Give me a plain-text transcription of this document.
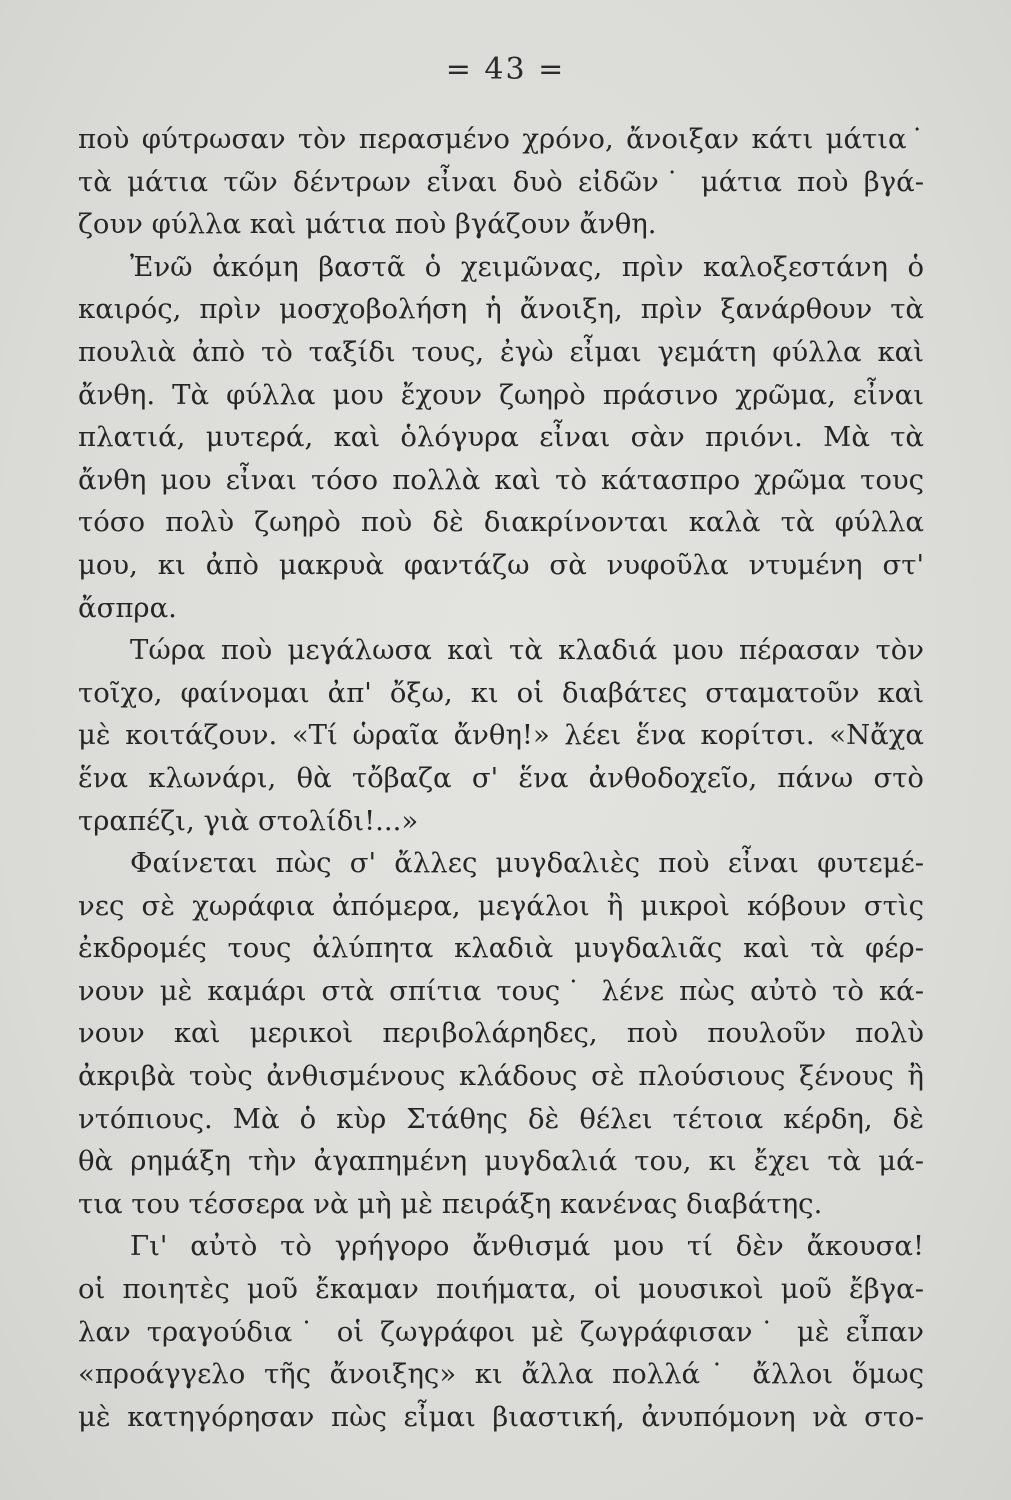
= 43 =
ποὺ φύτρωσαν τὸν περασμένο χρόνο, ἄνοιξαν κάτι μάτια˙
τὰ μάτια τῶν δέντρων εἶναι δυὸ εἰδῶν˙ μάτια ποὺ βγά-
ζουν φύλλα καὶ μάτια ποὺ βγάζουν ἄνθη.
Ἐνῶ ἀκόμη βαστᾶ ὁ χειμῶνας, πρὶν καλοξεστάνη ὁ
καιρός, πρὶν μοσχοβολήση ἡ ἄνοιξη, πρὶν ξανάρθουν τὰ
πουλιὰ ἀπὸ τὸ ταξίδι τους, ἐγὼ εἶμαι γεμάτη φύλλα καὶ
ἄνθη. Τὰ φύλλα μου ἔχουν ζωηρὸ πράσινο χρῶμα, εἶναι
πλατιά, μυτερά, καὶ ὁλόγυρα εἶναι σὰν πριόνι. Μὰ τὰ
ἄνθη μου εἶναι τόσο πολλὰ καὶ τὸ κάτασπρο χρῶμα τους
τόσο πολὺ ζωηρὸ ποὺ δὲ διακρίνονται καλὰ τὰ φύλλα
μου, κι ἀπὸ μακρυὰ φαντάζω σὰ νυφοῦλα ντυμένη στ'
ἄσπρα.
Τώρα ποὺ μεγάλωσα καὶ τὰ κλαδιά μου πέρασαν τὸν
τοῖχο, φαίνομαι ἀπ' ὄξω, κι οἱ διαβάτες σταματοῦν καὶ
μὲ κοιτάζουν. «Τί ὡραῖα ἄνθη!» λέει ἕνα κορίτσι. «Νἄχα
ἕνα κλωνάρι, θὰ τὄβαζα σ' ἕνα ἀνθοδοχεῖο, πάνω στὸ
τραπέζι, γιὰ στολίδι!...»
Φαίνεται πὼς σ' ἄλλες μυγδαλιὲς ποὺ εἶναι φυτεμέ-
νες σὲ χωράφια ἀπόμερα, μεγάλοι ἢ μικροὶ κόβουν στὶς
ἐκδρομές τους ἀλύπητα κλαδιὰ μυγδαλιᾶς καὶ τὰ φέρ-
νουν μὲ καμάρι στὰ σπίτια τους˙ λένε πὼς αὐτὸ τὸ κά-
νουν καὶ μερικοὶ περιβολάρηδες, ποὺ πουλοῦν πολὺ
ἀκριβὰ τοὺς ἀνθισμένους κλάδους σὲ πλούσιους ξένους ἢ
ντόπιους. Μὰ ὁ κὺρ Στάθης δὲ θέλει τέτοια κέρδη, δὲ
θὰ ρημάξη τὴν ἀγαπημένη μυγδαλιά του, κι ἔχει τὰ μά-
τια του τέσσερα νὰ μὴ μὲ πειράξη κανένας διαβάτης.
Γι' αὐτὸ τὸ γρήγορο ἄνθισμά μου τί δὲν ἄκουσα!
οἱ ποιητὲς μοῦ ἔκαμαν ποιήματα, οἱ μουσικοὶ μοῦ ἔβγα-
λαν τραγούδια˙ οἱ ζωγράφοι μὲ ζωγράφισαν˙ μὲ εἶπαν
«προάγγελο τῆς ἄνοιξης» κι ἄλλα πολλά˙ ἄλλοι ὅμως
μὲ κατηγόρησαν πὼς εἶμαι βιαστική, ἀνυπόμονη νὰ στο-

-----

◆ SET EXERCISE: Look for the word "μάτια" and return every line where it occurs.

◆ ANSWER FOR THE TASK:
ποὺ φύτρωσαν τὸν περασμένο χρόνο, ἄνοιξαν κάτι μάτια˙
τὰ μάτια τῶν δέντρων εἶναι δυὸ εἰδῶν˙ μάτια ποὺ βγά-
ζουν φύλλα καὶ μάτια ποὺ βγάζουν ἄνθη.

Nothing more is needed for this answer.